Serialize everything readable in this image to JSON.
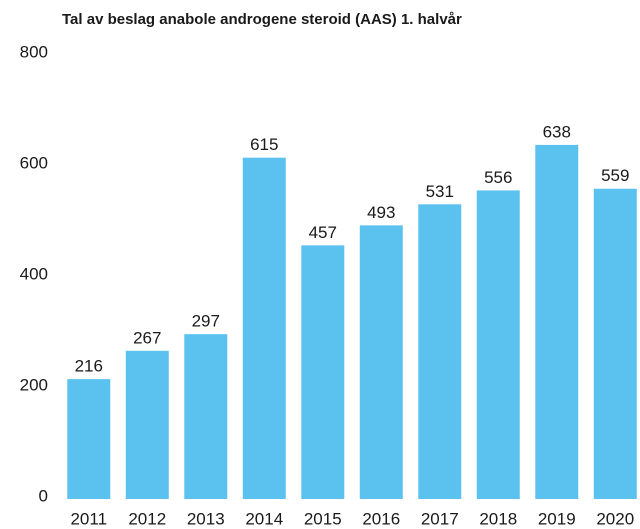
{
  "chart_data": {
    "type": "bar",
    "title": "Tal av beslag anabole androgene steroid (AAS) 1. halvår",
    "categories": [
      "2011",
      "2012",
      "2013",
      "2014",
      "2015",
      "2016",
      "2017",
      "2018",
      "2019",
      "2020"
    ],
    "values": [
      216,
      267,
      297,
      615,
      457,
      493,
      531,
      556,
      638,
      559
    ],
    "color": "#5bc2ef",
    "ylim": [
      0,
      800
    ],
    "yticks": [
      0,
      200,
      400,
      600,
      800
    ],
    "grid": false
  }
}
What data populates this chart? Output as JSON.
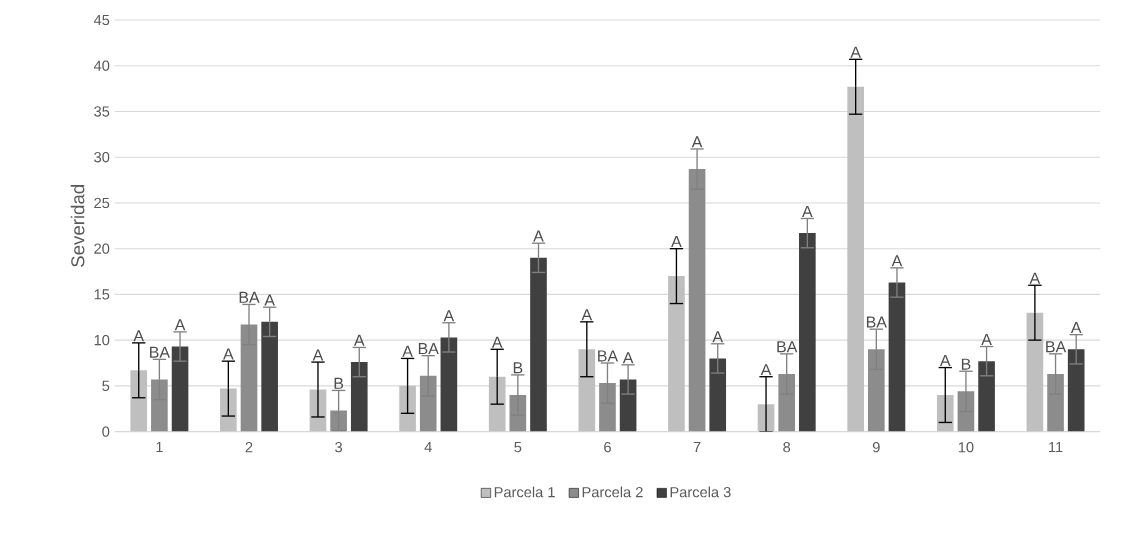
{
  "chart_data": {
    "type": "bar",
    "ylabel": "Severidad",
    "categories": [
      "1",
      "2",
      "3",
      "4",
      "5",
      "6",
      "7",
      "8",
      "9",
      "10",
      "11"
    ],
    "series": [
      {
        "name": "Parcela 1",
        "color": "#bfbfbf",
        "values": [
          6.7,
          4.7,
          4.6,
          5,
          6,
          9,
          17,
          3,
          37.7,
          4,
          13
        ],
        "errors": [
          3,
          3,
          3,
          3,
          3,
          3,
          3,
          3,
          3,
          3,
          3
        ]
      },
      {
        "name": "Parcela 2",
        "color": "#8c8c8c",
        "values": [
          5.7,
          11.7,
          2.3,
          6.1,
          4,
          5.3,
          28.7,
          6.3,
          9,
          4.4,
          6.3
        ],
        "errors": [
          2.2,
          2.2,
          2.2,
          2.2,
          2.2,
          2.2,
          2.2,
          2.2,
          2.2,
          2.2,
          2.2
        ]
      },
      {
        "name": "Parcela 3",
        "color": "#404040",
        "values": [
          9.3,
          12,
          7.6,
          10.3,
          19,
          5.7,
          8,
          21.7,
          16.3,
          7.7,
          9
        ],
        "errors": [
          1.6,
          1.6,
          1.6,
          1.6,
          1.6,
          1.6,
          1.6,
          1.6,
          1.6,
          1.6,
          1.6
        ]
      }
    ],
    "ylim": [
      0,
      45
    ],
    "yticks": [
      0,
      5,
      10,
      15,
      20,
      25,
      30,
      35,
      40,
      45
    ],
    "grid": "y",
    "legend": "bottom",
    "annotations": [
      "A",
      "BA",
      "A",
      "A",
      "BA",
      "A",
      "A",
      "B",
      "A",
      "A",
      "BA",
      "A",
      "A",
      "B",
      "A",
      "A",
      "BA",
      "A",
      "A",
      "A",
      "A",
      "A",
      "BA",
      "A",
      "A",
      "BA",
      "A",
      "A",
      "B",
      "A",
      "A",
      "BA",
      "A"
    ]
  }
}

What is required: Repeat all of the records verbatim, leaving out the pictures.

Exercise result:
Serialize everything readable in this image to JSON.
{
  "chart_data": {
    "type": "bar",
    "title": "Tal av beslag anabole androgene steroid (AAS) 1. halvår",
    "categories": [
      "2011",
      "2012",
      "2013",
      "2014",
      "2015",
      "2016",
      "2017",
      "2018",
      "2019",
      "2020"
    ],
    "values": [
      216,
      267,
      297,
      615,
      457,
      493,
      531,
      556,
      638,
      559
    ],
    "color": "#5bc2ef",
    "ylim": [
      0,
      800
    ],
    "yticks": [
      0,
      200,
      400,
      600,
      800
    ],
    "grid": false
  }
}
What data populates this chart? Output as JSON.
{
  "chart_data": {
    "type": "bar",
    "ylabel": "Severidad",
    "categories": [
      "1",
      "2",
      "3",
      "4",
      "5",
      "6",
      "7",
      "8",
      "9",
      "10",
      "11"
    ],
    "series": [
      {
        "name": "Parcela 1",
        "color": "#bfbfbf",
        "values": [
          6.7,
          4.7,
          4.6,
          5,
          6,
          9,
          17,
          3,
          37.7,
          4,
          13
        ],
        "errors": [
          3,
          3,
          3,
          3,
          3,
          3,
          3,
          3,
          3,
          3,
          3
        ]
      },
      {
        "name": "Parcela 2",
        "color": "#8c8c8c",
        "values": [
          5.7,
          11.7,
          2.3,
          6.1,
          4,
          5.3,
          28.7,
          6.3,
          9,
          4.4,
          6.3
        ],
        "errors": [
          2.2,
          2.2,
          2.2,
          2.2,
          2.2,
          2.2,
          2.2,
          2.2,
          2.2,
          2.2,
          2.2
        ]
      },
      {
        "name": "Parcela 3",
        "color": "#404040",
        "values": [
          9.3,
          12,
          7.6,
          10.3,
          19,
          5.7,
          8,
          21.7,
          16.3,
          7.7,
          9
        ],
        "errors": [
          1.6,
          1.6,
          1.6,
          1.6,
          1.6,
          1.6,
          1.6,
          1.6,
          1.6,
          1.6,
          1.6
        ]
      }
    ],
    "ylim": [
      0,
      45
    ],
    "yticks": [
      0,
      5,
      10,
      15,
      20,
      25,
      30,
      35,
      40,
      45
    ],
    "grid": "y",
    "legend": "bottom",
    "annotations": [
      "A",
      "BA",
      "A",
      "A",
      "BA",
      "A",
      "A",
      "B",
      "A",
      "A",
      "BA",
      "A",
      "A",
      "B",
      "A",
      "A",
      "BA",
      "A",
      "A",
      "A",
      "A",
      "A",
      "BA",
      "A",
      "A",
      "BA",
      "A",
      "A",
      "B",
      "A",
      "A",
      "BA",
      "A"
    ]
  }
}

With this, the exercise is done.